───── Provided data

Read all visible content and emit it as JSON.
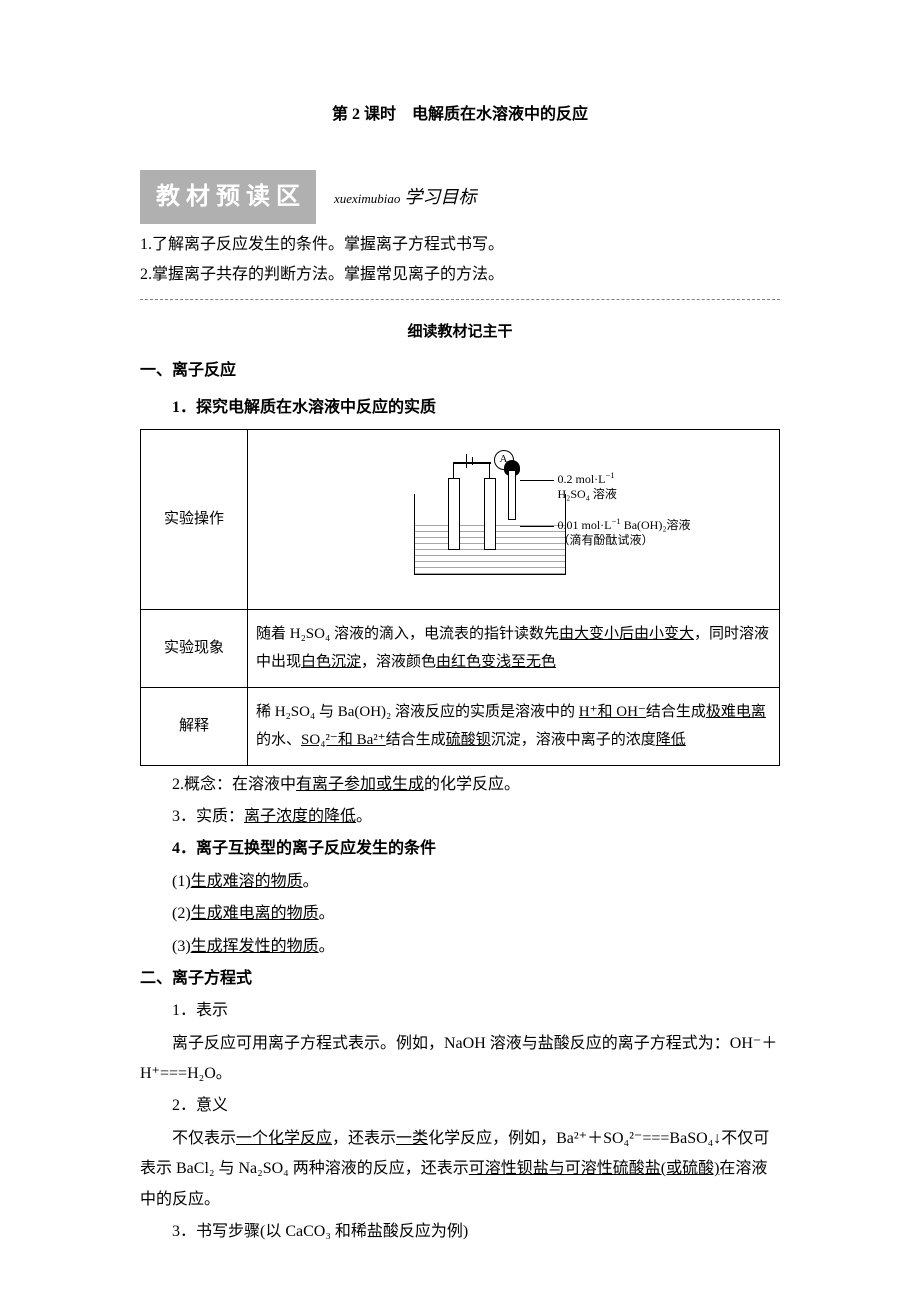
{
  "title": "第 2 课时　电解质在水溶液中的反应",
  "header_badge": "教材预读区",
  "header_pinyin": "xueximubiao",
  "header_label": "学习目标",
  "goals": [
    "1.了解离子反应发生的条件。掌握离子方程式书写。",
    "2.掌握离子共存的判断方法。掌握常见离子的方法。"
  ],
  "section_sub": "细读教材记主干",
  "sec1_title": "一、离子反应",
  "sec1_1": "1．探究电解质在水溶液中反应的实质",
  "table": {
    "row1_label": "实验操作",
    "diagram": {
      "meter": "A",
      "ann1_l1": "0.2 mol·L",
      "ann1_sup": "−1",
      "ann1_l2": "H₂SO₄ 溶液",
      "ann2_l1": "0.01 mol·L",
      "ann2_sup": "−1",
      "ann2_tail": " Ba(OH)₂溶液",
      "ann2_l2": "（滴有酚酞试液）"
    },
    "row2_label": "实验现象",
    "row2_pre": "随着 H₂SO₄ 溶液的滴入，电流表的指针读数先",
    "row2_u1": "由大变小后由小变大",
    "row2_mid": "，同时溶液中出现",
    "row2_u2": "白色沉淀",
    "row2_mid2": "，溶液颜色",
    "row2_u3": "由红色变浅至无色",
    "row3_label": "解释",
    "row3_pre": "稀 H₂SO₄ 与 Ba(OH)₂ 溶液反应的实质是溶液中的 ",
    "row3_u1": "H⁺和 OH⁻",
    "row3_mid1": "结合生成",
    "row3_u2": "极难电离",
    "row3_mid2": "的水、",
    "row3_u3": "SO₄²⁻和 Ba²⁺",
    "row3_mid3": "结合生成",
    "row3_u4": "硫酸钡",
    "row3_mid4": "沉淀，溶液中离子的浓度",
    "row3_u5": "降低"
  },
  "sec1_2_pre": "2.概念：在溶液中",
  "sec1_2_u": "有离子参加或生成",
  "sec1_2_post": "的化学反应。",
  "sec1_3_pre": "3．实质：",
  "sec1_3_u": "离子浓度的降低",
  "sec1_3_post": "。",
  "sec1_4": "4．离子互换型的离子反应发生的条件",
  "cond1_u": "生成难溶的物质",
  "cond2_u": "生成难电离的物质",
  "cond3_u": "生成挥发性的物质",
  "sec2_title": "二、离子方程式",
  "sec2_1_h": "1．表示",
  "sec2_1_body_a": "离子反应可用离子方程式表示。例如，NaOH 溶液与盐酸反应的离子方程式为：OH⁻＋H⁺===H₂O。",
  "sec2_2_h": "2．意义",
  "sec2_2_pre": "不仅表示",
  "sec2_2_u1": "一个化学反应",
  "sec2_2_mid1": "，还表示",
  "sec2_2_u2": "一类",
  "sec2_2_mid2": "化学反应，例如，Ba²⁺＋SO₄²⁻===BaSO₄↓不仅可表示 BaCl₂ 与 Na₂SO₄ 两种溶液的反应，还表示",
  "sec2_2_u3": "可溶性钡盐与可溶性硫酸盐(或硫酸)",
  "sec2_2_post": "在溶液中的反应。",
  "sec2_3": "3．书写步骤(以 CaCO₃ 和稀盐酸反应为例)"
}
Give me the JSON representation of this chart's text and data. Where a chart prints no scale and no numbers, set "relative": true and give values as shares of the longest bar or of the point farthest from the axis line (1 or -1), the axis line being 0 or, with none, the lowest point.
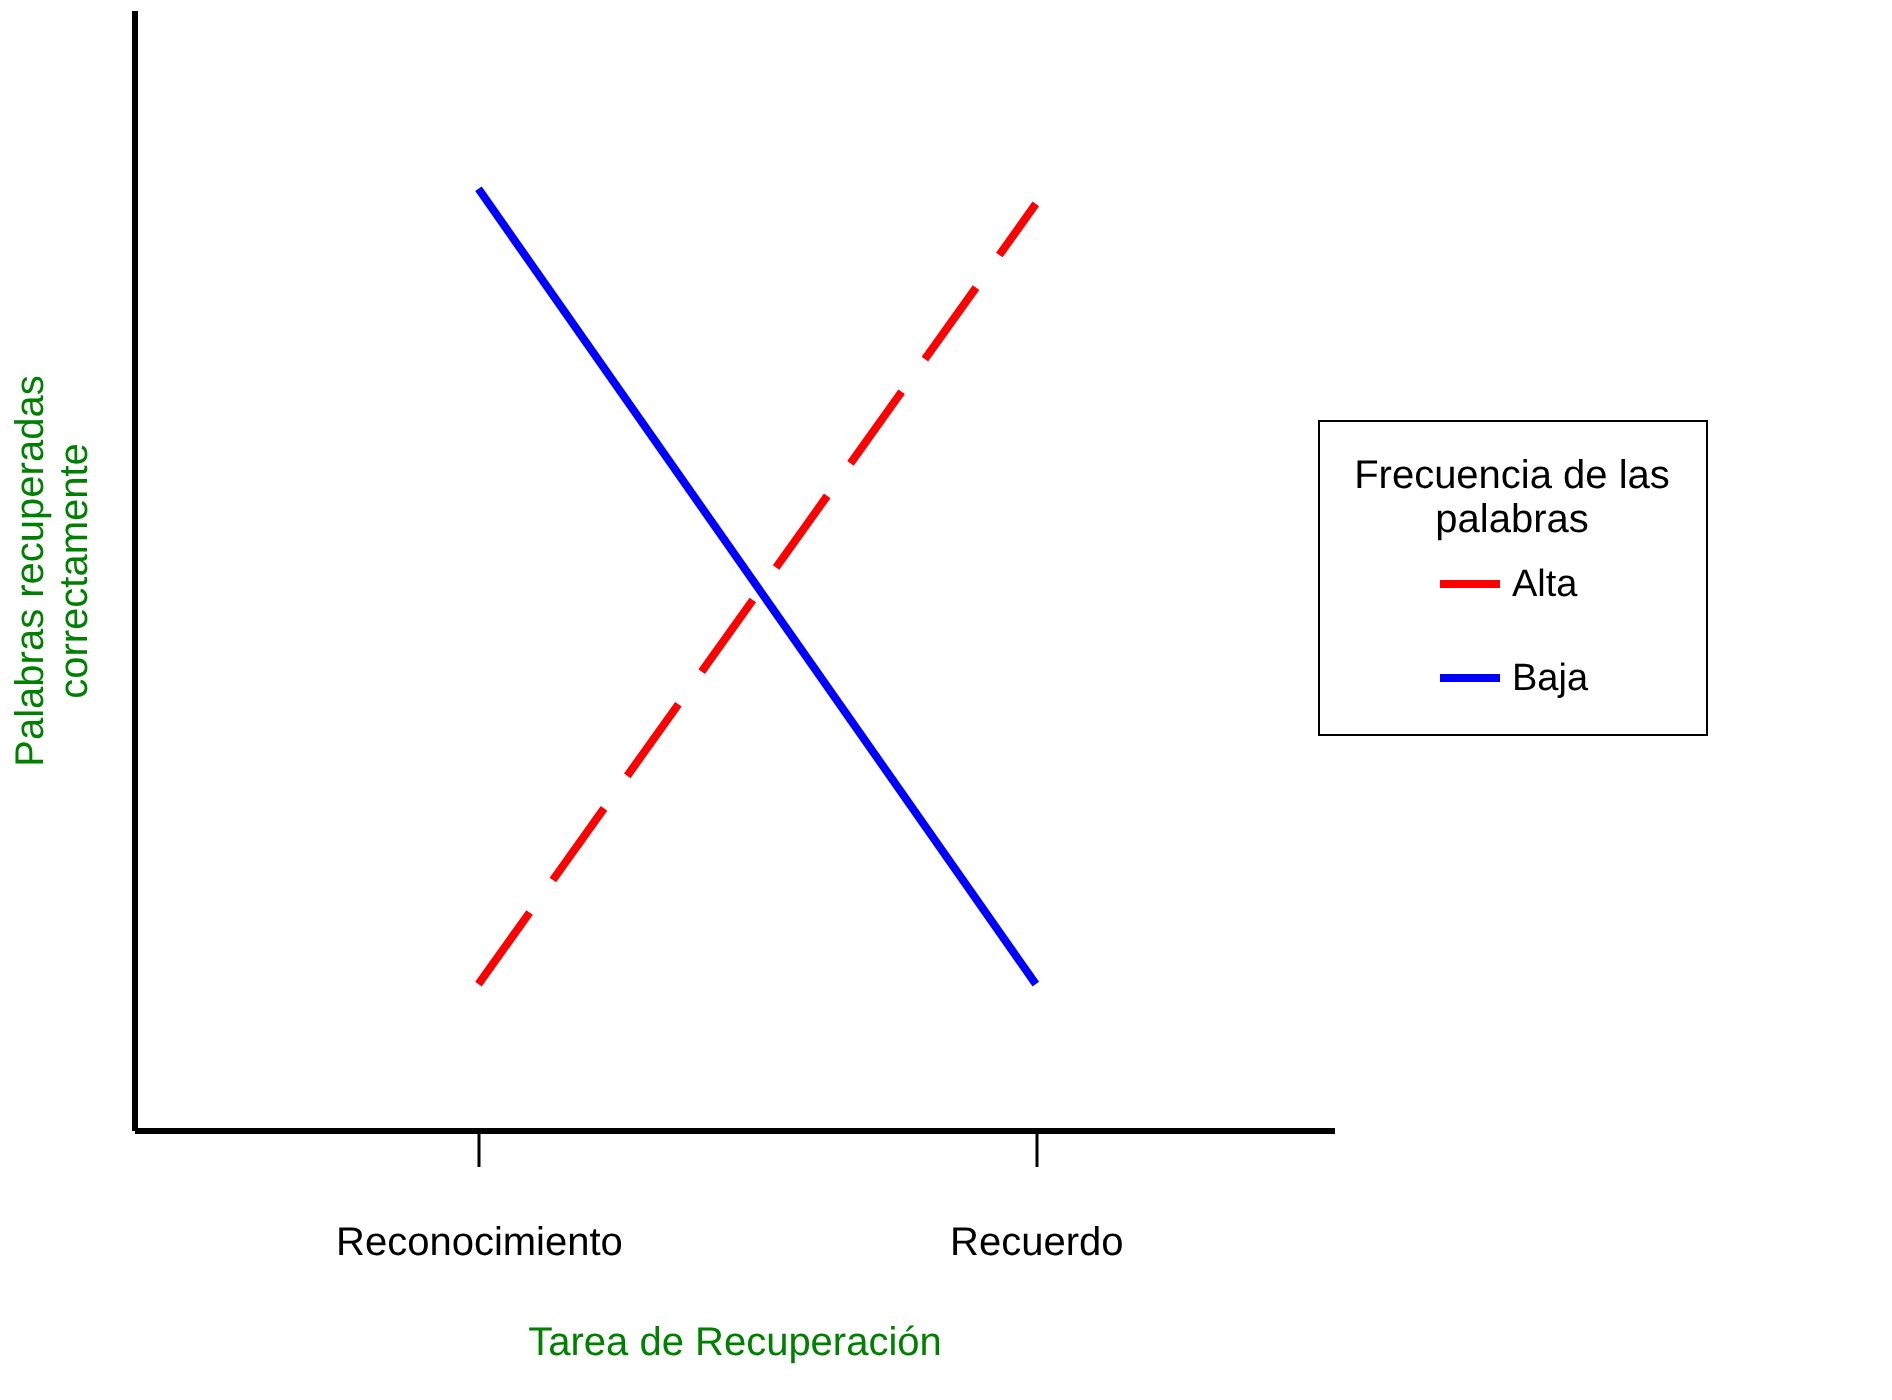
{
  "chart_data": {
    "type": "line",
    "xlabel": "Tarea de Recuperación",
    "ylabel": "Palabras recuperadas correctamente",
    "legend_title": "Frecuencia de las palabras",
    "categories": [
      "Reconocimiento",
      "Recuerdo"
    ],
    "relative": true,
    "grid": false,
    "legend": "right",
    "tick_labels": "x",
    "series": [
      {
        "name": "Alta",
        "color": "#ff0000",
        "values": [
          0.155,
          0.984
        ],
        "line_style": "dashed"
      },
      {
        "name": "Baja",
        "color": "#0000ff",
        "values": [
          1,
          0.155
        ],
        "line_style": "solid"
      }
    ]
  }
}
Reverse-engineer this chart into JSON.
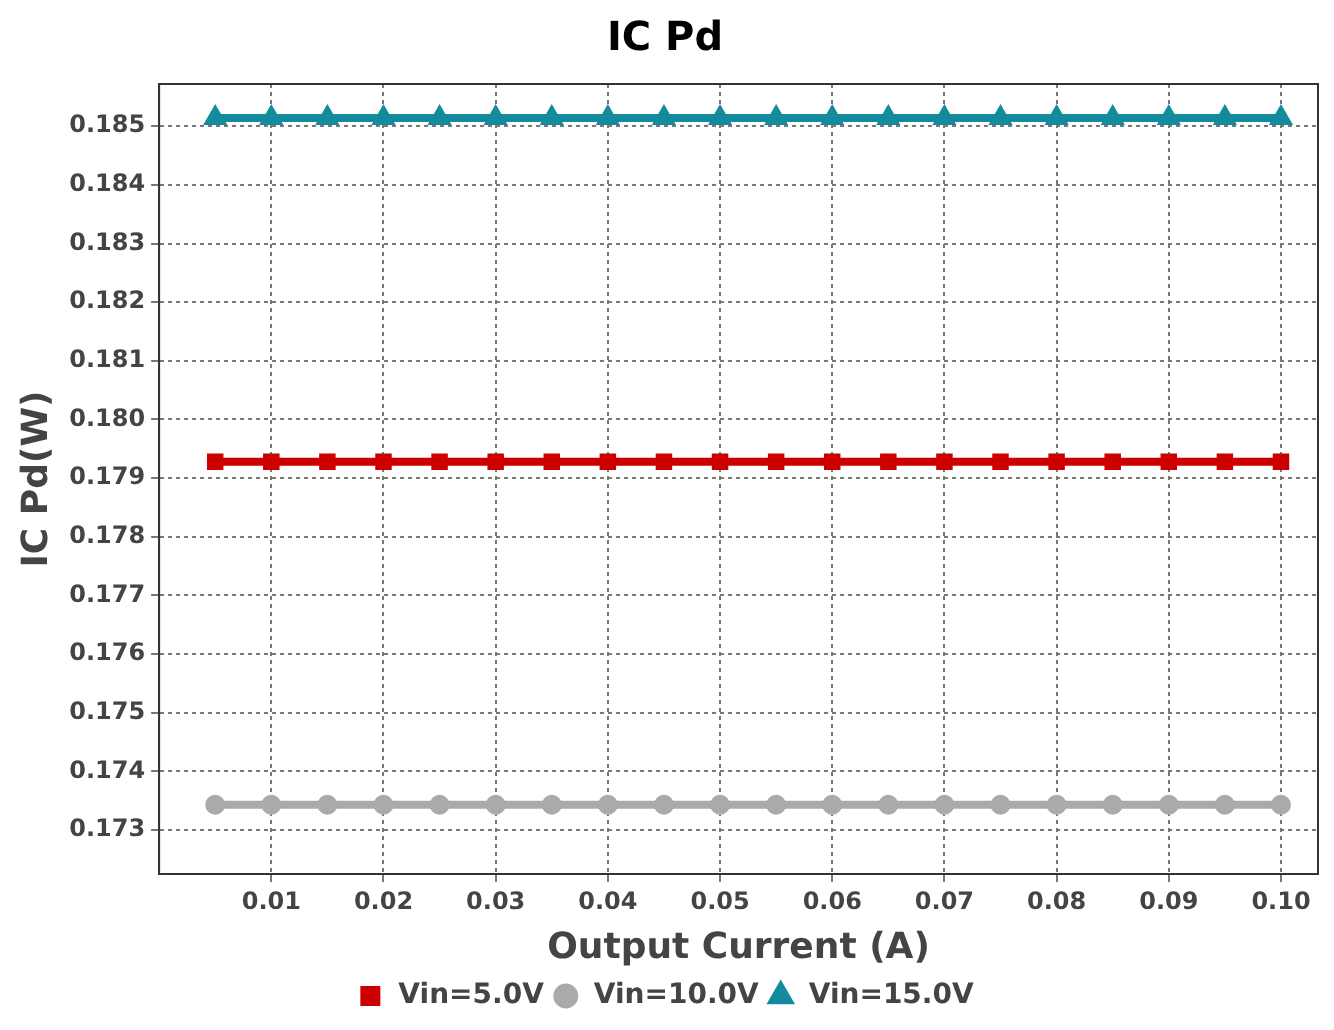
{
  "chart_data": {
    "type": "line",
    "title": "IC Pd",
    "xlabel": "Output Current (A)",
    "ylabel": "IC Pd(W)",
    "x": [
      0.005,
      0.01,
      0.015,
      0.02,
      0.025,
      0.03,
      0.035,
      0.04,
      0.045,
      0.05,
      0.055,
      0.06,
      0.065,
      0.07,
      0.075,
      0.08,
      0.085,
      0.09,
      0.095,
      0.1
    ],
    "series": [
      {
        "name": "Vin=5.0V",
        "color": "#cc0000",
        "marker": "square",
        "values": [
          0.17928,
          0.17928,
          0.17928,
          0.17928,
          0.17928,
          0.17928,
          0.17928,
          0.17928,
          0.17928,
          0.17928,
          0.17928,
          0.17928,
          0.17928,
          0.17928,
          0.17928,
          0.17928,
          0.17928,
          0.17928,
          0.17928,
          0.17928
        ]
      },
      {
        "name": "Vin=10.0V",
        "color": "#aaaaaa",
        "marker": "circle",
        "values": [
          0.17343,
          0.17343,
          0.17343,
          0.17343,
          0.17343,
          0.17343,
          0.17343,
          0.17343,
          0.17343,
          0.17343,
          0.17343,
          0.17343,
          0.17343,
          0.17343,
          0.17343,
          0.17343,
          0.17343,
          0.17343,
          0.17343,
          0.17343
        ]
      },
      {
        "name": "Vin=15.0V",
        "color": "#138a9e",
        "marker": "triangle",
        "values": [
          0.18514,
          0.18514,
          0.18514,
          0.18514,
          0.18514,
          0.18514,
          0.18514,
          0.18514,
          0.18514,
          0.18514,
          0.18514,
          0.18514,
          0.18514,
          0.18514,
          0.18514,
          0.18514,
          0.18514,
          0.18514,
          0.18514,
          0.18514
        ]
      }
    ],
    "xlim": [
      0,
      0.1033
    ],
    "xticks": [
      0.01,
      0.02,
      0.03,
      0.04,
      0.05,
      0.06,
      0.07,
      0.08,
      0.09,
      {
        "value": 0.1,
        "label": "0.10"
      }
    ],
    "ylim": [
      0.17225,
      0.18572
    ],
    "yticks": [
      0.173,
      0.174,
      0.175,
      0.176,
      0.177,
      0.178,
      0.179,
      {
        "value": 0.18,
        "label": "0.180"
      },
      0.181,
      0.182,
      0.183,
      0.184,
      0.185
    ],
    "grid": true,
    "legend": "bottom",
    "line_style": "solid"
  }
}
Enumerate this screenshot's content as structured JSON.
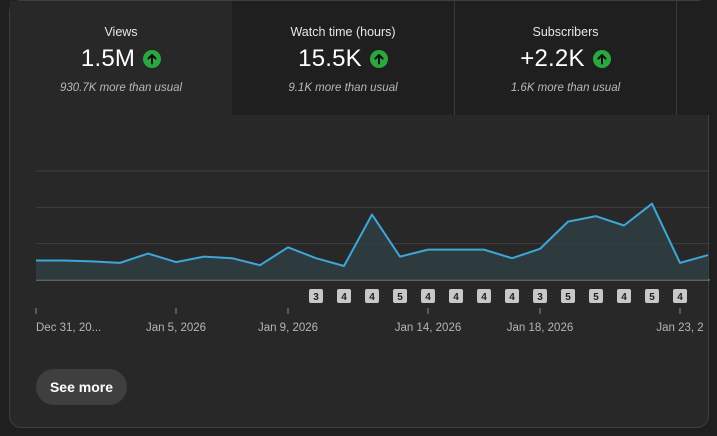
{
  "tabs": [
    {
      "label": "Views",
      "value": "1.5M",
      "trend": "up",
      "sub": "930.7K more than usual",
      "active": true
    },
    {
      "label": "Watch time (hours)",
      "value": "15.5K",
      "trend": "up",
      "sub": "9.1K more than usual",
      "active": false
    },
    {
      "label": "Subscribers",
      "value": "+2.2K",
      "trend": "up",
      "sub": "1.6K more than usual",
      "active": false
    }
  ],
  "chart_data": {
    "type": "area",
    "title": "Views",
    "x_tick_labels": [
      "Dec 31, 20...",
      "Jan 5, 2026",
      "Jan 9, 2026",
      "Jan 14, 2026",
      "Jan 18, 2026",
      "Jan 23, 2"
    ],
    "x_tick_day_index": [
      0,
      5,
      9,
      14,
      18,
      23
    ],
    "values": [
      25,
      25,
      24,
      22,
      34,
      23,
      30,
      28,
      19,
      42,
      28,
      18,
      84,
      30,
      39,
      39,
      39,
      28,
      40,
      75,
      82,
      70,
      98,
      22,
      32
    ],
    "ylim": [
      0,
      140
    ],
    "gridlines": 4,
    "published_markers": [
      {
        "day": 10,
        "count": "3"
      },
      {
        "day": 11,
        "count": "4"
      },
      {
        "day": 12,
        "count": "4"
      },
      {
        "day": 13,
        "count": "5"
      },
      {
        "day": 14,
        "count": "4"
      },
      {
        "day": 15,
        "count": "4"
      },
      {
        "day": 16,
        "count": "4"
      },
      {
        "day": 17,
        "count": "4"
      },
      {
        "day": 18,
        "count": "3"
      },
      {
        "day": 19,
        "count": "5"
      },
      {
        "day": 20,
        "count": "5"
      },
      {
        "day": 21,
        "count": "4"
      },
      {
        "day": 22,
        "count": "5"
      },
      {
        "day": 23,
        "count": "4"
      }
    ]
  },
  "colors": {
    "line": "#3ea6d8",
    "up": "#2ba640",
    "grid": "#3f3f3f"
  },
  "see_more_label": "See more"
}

──────────

▸ **Task objective**: Pick out each line that holds the string "SO₄²".

▸ **Worked answer**:
    "row3_u3": "SO₄²⁻和 Ba²⁺",
  "sec2_2_mid2": "化学反应，例如，Ba²⁺＋SO₄²⁻===BaSO₄↓不仅可表示 BaCl₂ 与 Na₂SO₄ 两种溶液的反应，还表示",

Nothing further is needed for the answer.